**What to work on**
Repeat every entry word for word, skipping the pictures.
[Supplied material start]
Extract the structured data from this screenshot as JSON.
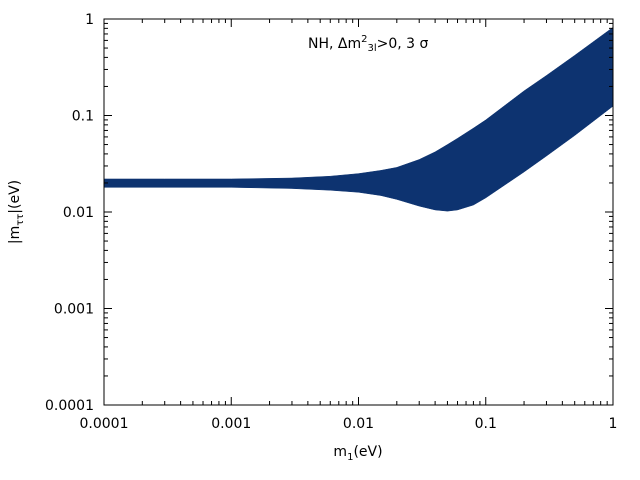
{
  "chart_data": {
    "type": "area",
    "title": "",
    "annotation": {
      "prefix": "NH, Δm",
      "sup": "2",
      "sub": "3l",
      "suffix": ">0, 3 σ"
    },
    "xlabel": {
      "main": "m",
      "sub": "1",
      "rest": "(eV)"
    },
    "ylabel": {
      "main": "|m",
      "sub": "ττ",
      "rest": "|(eV)"
    },
    "xscale": "log",
    "yscale": "log",
    "xlim": [
      0.0001,
      1
    ],
    "ylim": [
      0.0001,
      1
    ],
    "xticks": [
      {
        "value": 0.0001,
        "label": "0.0001"
      },
      {
        "value": 0.001,
        "label": "0.001"
      },
      {
        "value": 0.01,
        "label": "0.01"
      },
      {
        "value": 0.1,
        "label": "0.1"
      },
      {
        "value": 1,
        "label": "1"
      }
    ],
    "yticks": [
      {
        "value": 0.0001,
        "label": "0.0001"
      },
      {
        "value": 0.001,
        "label": "0.001"
      },
      {
        "value": 0.01,
        "label": "0.01"
      },
      {
        "value": 0.1,
        "label": "0.1"
      },
      {
        "value": 1,
        "label": "1"
      }
    ],
    "grid": false,
    "fill_color": "#0d3370",
    "series": [
      {
        "x": [
          0.0001,
          0.0003,
          0.001,
          0.003,
          0.006,
          0.01,
          0.015,
          0.02,
          0.03,
          0.04,
          0.05,
          0.06,
          0.08,
          0.1,
          0.2,
          0.3,
          0.5,
          1
        ],
        "upper": [
          0.022,
          0.022,
          0.022,
          0.0225,
          0.0235,
          0.025,
          0.027,
          0.029,
          0.035,
          0.042,
          0.05,
          0.058,
          0.074,
          0.09,
          0.18,
          0.26,
          0.42,
          0.82
        ],
        "lower": [
          0.018,
          0.018,
          0.018,
          0.0175,
          0.0168,
          0.016,
          0.0148,
          0.0135,
          0.0115,
          0.0105,
          0.0102,
          0.0105,
          0.0118,
          0.014,
          0.026,
          0.038,
          0.062,
          0.125
        ]
      }
    ]
  }
}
[Supplied material end]
**Result**
Extract the structured data from this screenshot as JSON.
{
  "chart_data": {
    "type": "area",
    "title": "",
    "annotation": {
      "prefix": "NH, Δm",
      "sup": "2",
      "sub": "3l",
      "suffix": ">0, 3 σ"
    },
    "xlabel": {
      "main": "m",
      "sub": "1",
      "rest": "(eV)"
    },
    "ylabel": {
      "main": "|m",
      "sub": "ττ",
      "rest": "|(eV)"
    },
    "xscale": "log",
    "yscale": "log",
    "xlim": [
      0.0001,
      1
    ],
    "ylim": [
      0.0001,
      1
    ],
    "xticks": [
      {
        "value": 0.0001,
        "label": "0.0001"
      },
      {
        "value": 0.001,
        "label": "0.001"
      },
      {
        "value": 0.01,
        "label": "0.01"
      },
      {
        "value": 0.1,
        "label": "0.1"
      },
      {
        "value": 1,
        "label": "1"
      }
    ],
    "yticks": [
      {
        "value": 0.0001,
        "label": "0.0001"
      },
      {
        "value": 0.001,
        "label": "0.001"
      },
      {
        "value": 0.01,
        "label": "0.01"
      },
      {
        "value": 0.1,
        "label": "0.1"
      },
      {
        "value": 1,
        "label": "1"
      }
    ],
    "grid": false,
    "fill_color": "#0d3370",
    "series": [
      {
        "x": [
          0.0001,
          0.0003,
          0.001,
          0.003,
          0.006,
          0.01,
          0.015,
          0.02,
          0.03,
          0.04,
          0.05,
          0.06,
          0.08,
          0.1,
          0.2,
          0.3,
          0.5,
          1
        ],
        "upper": [
          0.022,
          0.022,
          0.022,
          0.0225,
          0.0235,
          0.025,
          0.027,
          0.029,
          0.035,
          0.042,
          0.05,
          0.058,
          0.074,
          0.09,
          0.18,
          0.26,
          0.42,
          0.82
        ],
        "lower": [
          0.018,
          0.018,
          0.018,
          0.0175,
          0.0168,
          0.016,
          0.0148,
          0.0135,
          0.0115,
          0.0105,
          0.0102,
          0.0105,
          0.0118,
          0.014,
          0.026,
          0.038,
          0.062,
          0.125
        ]
      }
    ]
  }
}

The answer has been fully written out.